### SELECTED PASSAGE:
# Temple Run in Nokia Lumia 520



## rdx_halo (May 14, 2013)

Just wanted to know if we can play Temple Run in Nokia Lumia 520? I know that it requires 1 GB ram but is it mandatory?


----------



## Shah (May 15, 2013)

rdx_halo said:


> Just wanted to know if we can play Temple Run in Nokia Lumia 520? I know that it requires 1 GB ram but is it mandatory?



WP store shows only the apps and games supported by your device; rest are hidden. Even sideloading is not possible. So, there is no way you can run a incompatible app or game in your L520.


----------



## Flash (May 15, 2013)

@OP: I've tried it, but the game will be greyed out in SD card (if you've downloaded the .xap via PC). So, the answer is you CAN'T.


----------



## rdx_halo (May 16, 2013)

Gearbox said:


> @OP: I've tried it, but the game will be greyed out in SD card (if you've downloaded the .xap via PC). So, the answer is you CAN'T.



Thanks for your reply. I presume you are using Lumia 520. Can you tell me if there are good android alternative games in WP 8 ?


----------



## Flash (May 16, 2013)

-AE 3D Motor
-Fling theory
-Chicken Story 2
-AE fruit slash
-Flow free
-Line birds
-Orb free
-Ragdoll run
-Top truck free


----------



## veddotcom (Jul 13, 2013)

Just to let you know the change, Recently Temple Run has been out for Lumia having 512 MB Ram, so YES. I play everyday on my Lumia 520.


----------



## Flash (Jul 13, 2013)

veddotcom said:


> Just to let you know the change, Recently Temple Run has been out for Lumia having 512 MB Ram, so YES. I play everyday on my Lumia 520.


Whether the swipes works flawlessly every time, when you jump or duck?


----------



## veddotcom (Jul 13, 2013)

I didn't felt any issue with Swipe or lagging but the game abruptly got closed several times,  plus the handset gets heated after playing continuously 20-30 minutes.


----------



## rdx_halo (Jul 17, 2013)

veddotcom said:


> I didn't felt any issue with Swipe or lagging but the game abruptly got closed several times,  plus the handset gets heated after playing continuously 20-30 minutes.



is it paid or free version. When the game closes abruptly did you lose all the scores?

### RECORDS:
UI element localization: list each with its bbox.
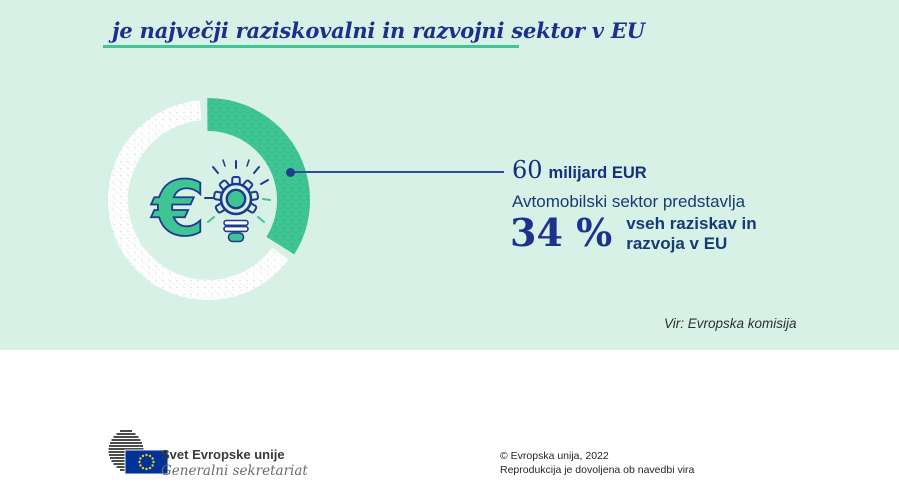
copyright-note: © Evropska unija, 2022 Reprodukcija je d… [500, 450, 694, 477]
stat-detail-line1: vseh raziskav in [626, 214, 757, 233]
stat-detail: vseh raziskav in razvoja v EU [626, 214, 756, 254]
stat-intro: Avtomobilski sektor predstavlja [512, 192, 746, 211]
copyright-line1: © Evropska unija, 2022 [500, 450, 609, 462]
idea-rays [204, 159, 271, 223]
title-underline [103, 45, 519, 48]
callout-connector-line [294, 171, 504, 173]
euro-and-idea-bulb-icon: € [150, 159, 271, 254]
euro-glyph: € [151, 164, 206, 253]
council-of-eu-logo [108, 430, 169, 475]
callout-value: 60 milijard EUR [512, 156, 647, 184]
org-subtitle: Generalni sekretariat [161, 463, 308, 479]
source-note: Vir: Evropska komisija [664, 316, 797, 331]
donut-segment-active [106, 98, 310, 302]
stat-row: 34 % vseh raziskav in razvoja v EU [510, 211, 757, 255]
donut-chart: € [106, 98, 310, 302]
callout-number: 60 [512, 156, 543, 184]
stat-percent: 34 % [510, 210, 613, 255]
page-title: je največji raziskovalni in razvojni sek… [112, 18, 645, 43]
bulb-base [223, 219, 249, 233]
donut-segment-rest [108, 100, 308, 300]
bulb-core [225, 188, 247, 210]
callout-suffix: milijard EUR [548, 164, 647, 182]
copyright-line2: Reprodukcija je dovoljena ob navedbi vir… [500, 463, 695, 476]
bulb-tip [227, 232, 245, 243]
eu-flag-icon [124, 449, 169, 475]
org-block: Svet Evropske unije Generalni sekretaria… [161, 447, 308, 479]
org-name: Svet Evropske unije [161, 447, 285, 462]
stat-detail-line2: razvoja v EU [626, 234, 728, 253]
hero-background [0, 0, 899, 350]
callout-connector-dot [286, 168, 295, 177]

### WHAT THIS EXERCISE ASKS:
**a.** From the Temple Run thread, extract the passage starting at "WP store shows" and ending at "Flash (May 15, 2013)".
**b.** In the Temple Run thread, after how many minutes of continuous play does veddotcom say the handset gets heated?
**c.** Carry on the Temple Run thread from its final post.

### RESULTS OF THE EXERCISE:
**a.**
WP store shows only the apps and games supported by your device; rest are hidden. Even sideloading is not possible. So, there is no way you can run a incompatible app or game in your L520.


----------



## Flash (May 15, 2013)

**b.** After 20-30 minutes of continuous play.

**c.**
----------



## Flash (Jul 17, 2013)

rdx_halo said:


> is it paid or free version. *When the game closes abruptly did you lose all the scores?*


Temple run in WStore is free. What do you mean by "Paid"?
Temple run: Brave is not free.

I've lost many times


----------



## PJK (Aug 6, 2013)

u cant play it on your lumia


----------



## rdx_halo (Aug 12, 2013)

PJK said:


> u cant play it on your lumia



What the hell do you mean by _u cant play on your lumia_


----------



## Flash (Aug 12, 2013)

PJK said:


> u cant play it on your lumia


wake up, buddy...


----------



## Jripper (Aug 15, 2013)

I played it on my friend's lumia 520. Ran fine.


----------



## bippukt (Aug 18, 2013)

It is running smoothly on my Lumia 520


----------



## aiza55 (May 7, 2014)

Yes, as long ad it runs android froyo(2.2)or higher.


----------



## Flash (May 7, 2014)

^ Dude, this thread is about running it on L520.


----------



## tinamalik (Oct 13, 2014)

Yeah you can play temple run in your Lumia 520. it will going good.


----------



## Shah (Oct 13, 2014)

tinamalik said:


> Yeah you can play temple run in your Lumia 520. it will going good.



Buddy, Please check the post's date before replying. You just replied to 1+ year old thread


----------



## tinamalik (Oct 17, 2014)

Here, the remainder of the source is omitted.